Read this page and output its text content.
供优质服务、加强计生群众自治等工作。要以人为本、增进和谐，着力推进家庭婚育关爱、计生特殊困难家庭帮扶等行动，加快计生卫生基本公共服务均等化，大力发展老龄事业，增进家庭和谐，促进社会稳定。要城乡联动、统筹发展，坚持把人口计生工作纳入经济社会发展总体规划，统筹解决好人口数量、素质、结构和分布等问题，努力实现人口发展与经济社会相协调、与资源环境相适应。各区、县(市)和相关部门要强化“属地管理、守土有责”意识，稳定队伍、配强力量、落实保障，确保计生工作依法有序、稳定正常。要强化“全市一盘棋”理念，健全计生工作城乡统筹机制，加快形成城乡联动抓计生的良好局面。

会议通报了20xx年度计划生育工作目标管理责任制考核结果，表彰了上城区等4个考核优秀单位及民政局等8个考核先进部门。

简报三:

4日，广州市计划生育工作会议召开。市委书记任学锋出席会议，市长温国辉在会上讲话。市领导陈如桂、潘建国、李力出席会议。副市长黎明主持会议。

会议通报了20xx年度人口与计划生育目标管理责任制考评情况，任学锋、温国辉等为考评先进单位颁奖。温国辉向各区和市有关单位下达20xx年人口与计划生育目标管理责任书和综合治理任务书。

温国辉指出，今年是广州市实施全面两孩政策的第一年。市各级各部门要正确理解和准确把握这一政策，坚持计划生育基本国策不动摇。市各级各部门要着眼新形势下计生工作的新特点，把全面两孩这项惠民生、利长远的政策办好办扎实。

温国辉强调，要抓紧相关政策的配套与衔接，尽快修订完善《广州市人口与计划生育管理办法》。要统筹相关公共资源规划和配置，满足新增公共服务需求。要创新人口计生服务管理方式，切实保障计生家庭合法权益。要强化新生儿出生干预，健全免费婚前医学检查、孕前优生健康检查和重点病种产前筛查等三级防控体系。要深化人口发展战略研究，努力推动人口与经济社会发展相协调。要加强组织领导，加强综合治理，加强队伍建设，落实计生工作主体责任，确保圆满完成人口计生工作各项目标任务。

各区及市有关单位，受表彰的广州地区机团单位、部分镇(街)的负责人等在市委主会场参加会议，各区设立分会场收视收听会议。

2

## Written problem
Write the entries again, exactly as they stand.

## Answer to the problem
Read this page and output its text content.
供优质服务、加强计生群众自治等工作。要以人为本、增进和谐，着力推进家庭婚育关爱、计生特殊困难家庭帮扶等行动，加快计生卫生基本公共服务均等化，大力发展老龄事业，增进家庭和谐，促进社会稳定。要城乡联动、统筹发展，坚持把人口计生工作纳入经济社会发展总体规划，统筹解决好人口数量、素质、结构和分布等问题，努力实现人口发展与经济社会相协调、与资源环境相适应。各区、县(市)和相关部门要强化“属地管理、守土有责”意识，稳定队伍、配强力量、落实保障，确保计生工作依法有序、稳定正常。要强化“全市一盘棋”理念，健全计生工作城乡统筹机制，加快形成城乡联动抓计生的良好局面。

会议通报了20xx年度计划生育工作目标管理责任制考核结果，表彰了上城区等4个考核优秀单位及民政局等8个考核先进部门。

简报三:

4日，广州市计划生育工作会议召开。市委书记任学锋出席会议，市长温国辉在会上讲话。市领导陈如桂、潘建国、李力出席会议。副市长黎明主持会议。

会议通报了20xx年度人口与计划生育目标管理责任制考评情况，任学锋、温国辉等为考评先进单位颁奖。温国辉向各区和市有关单位下达20xx年人口与计划生育目标管理责任书和综合治理任务书。

温国辉指出，今年是广州市实施全面两孩政策的第一年。市各级各部门要正确理解和准确把握这一政策，坚持计划生育基本国策不动摇。市各级各部门要着眼新形势下计生工作的新特点，把全面两孩这项惠民生、利长远的政策办好办扎实。

温国辉强调，要抓紧相关政策的配套与衔接，尽快修订完善《广州市人口与计划生育管理办法》。要统筹相关公共资源规划和配置，满足新增公共服务需求。要创新人口计生服务管理方式，切实保障计生家庭合法权益。要强化新生儿出生干预，健全免费婚前医学检查、孕前优生健康检查和重点病种产前筛查等三级防控体系。要深化人口发展战略研究，努力推动人口与经济社会发展相协调。要加强组织领导，加强综合治理，加强队伍建设，落实计生工作主体责任，确保圆满完成人口计生工作各项目标任务。

各区及市有关单位，受表彰的广州地区机团单位、部分镇(街)的负责人等在市委主会场参加会议，各区设立分会场收视收听会议。

2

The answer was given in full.